About Middleshade
Middleshade is a small perfumery on a working lavender farm in Kinross-shire.
The first lavender went into the ground in 2015 - a field that had previously grown arable cereals, a diversification project as much as anything. By 2017 we were distilling our own oil, and the perfumery grew out of having more lavender than we knew what to do with.
Who are we?
Rory studied physics at Oxford before coming back to run the farm. His route from physics (and, briefly, law) into agriculture and aromatic chemistry was the subject of an Oxford alumni profile, We Can Do Our Part to Restore the Landscape.
Marina is a plant geneticist, originally from Friuli Venezia-Giulia in Italy. She trained at the John Innes Centre and spent two years researching at ETH Zurich before joining the farm and the perfumery.
Neither of us set out to make perfume. We got there because the lavender harvest gave us more essential oil than we could sell on its own, and the question of what to do with it became more interesting than we expected.

━━━━━━━━━━━━━━━━━━━━

Task 1:
According to the About Middleshade text, in what year did the first lavender go into the ground?
Task 2:
Continue the About Middleshade text from its last sentence.

Supplied records:
━━━━━━━━━━━━━━━━━━━━

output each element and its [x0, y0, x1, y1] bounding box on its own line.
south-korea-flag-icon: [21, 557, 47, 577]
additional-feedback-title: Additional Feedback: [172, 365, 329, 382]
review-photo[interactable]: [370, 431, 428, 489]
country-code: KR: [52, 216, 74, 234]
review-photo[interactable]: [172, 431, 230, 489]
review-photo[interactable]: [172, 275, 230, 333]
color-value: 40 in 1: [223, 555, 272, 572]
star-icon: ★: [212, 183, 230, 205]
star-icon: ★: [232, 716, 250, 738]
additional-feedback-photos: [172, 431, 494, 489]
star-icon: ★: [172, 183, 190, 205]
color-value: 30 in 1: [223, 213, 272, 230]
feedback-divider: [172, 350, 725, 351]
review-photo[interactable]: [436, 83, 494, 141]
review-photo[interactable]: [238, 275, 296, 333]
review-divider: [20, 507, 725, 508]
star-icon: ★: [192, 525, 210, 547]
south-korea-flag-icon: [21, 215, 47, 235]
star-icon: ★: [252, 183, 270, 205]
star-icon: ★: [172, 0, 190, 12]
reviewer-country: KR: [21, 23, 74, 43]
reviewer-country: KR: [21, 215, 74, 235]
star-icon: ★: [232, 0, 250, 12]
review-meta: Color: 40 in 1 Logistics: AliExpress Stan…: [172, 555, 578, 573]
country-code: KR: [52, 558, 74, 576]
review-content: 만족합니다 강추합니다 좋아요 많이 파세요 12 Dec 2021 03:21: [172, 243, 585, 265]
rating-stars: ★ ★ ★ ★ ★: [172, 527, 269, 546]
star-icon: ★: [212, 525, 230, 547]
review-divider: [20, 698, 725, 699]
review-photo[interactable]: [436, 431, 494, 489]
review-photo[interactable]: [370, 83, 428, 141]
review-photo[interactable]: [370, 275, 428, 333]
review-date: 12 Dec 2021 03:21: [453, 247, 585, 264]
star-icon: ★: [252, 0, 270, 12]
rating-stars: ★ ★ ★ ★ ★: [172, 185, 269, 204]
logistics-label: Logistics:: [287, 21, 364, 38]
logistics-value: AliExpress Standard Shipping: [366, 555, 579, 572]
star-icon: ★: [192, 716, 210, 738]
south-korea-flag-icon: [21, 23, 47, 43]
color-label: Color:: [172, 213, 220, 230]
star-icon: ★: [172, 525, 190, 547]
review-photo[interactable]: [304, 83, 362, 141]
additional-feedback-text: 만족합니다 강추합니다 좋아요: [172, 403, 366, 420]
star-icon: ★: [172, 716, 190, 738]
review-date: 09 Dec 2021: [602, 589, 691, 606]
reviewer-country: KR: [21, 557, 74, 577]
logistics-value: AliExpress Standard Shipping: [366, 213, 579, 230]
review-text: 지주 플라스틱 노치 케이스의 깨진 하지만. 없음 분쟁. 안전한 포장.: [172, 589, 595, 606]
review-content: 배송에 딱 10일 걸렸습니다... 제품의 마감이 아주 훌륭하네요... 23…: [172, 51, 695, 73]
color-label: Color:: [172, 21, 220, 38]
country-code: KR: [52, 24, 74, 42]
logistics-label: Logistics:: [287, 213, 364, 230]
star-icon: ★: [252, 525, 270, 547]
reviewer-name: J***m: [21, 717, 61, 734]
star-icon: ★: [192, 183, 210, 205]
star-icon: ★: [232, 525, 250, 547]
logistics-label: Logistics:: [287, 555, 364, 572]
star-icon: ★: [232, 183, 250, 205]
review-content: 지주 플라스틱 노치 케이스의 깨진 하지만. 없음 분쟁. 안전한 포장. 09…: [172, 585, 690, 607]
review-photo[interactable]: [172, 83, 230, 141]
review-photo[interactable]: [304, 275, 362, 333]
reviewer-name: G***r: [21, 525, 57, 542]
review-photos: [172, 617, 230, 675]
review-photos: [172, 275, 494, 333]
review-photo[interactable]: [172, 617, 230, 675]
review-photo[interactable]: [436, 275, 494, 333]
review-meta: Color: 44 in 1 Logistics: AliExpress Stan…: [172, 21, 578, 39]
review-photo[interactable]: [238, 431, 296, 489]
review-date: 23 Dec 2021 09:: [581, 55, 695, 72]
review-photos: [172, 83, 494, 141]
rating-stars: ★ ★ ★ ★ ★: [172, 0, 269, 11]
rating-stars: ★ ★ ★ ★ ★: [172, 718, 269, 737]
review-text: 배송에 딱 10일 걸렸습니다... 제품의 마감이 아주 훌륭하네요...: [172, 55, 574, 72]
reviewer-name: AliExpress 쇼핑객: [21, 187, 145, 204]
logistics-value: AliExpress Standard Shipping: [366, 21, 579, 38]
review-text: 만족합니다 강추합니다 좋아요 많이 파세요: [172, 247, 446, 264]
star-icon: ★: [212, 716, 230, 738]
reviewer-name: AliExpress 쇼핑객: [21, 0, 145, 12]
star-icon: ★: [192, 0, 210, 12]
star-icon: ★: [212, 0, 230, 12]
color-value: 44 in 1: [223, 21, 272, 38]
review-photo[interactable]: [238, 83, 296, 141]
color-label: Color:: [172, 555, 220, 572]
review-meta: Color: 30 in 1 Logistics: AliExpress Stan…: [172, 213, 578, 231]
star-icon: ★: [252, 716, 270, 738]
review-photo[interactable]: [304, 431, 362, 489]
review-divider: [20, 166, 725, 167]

━━━━━━━━━━━━━━━━━━━━

Reply 1:
2015

Reply 2:
The Farm
The farm is in rural Kinross-shire - a mosaic of lavender fields, wildflower meadows, young woodland, and botanical plots. Alongside the lavender we grow a range of complementary aromatic plants - mints, sage, chamomile - that find their way into the perfumes.
How we work the land matters to us. Soil care, biodiversity, pollinator habitat. The farm is also Scotland's only commercial lavender farm - there are a few smaller plantings, mostly closer to gardens than commercial operations, but nothing else at this scale.
The farm has its own website (link below) if you want to read more about the agricultural side of what we do, or arrange a visit.
Languages
The Middleshade website is available in English, Scots, and Gaelic - the three languages of the country we work in.
How we make the perfumes
Some of our scents lean heavily on what we grow. Scottish Lavender most obviously. Others use it more lightly, alongside ingredients we source from suppliers we've worked with for years. Oud doesn't grow this far north, nor do roses at any commercial scale. We grow what we can here in Scotland.
Everything is blended and bottled by hand, in small batches, in the farm workshop, and shipped from the farm.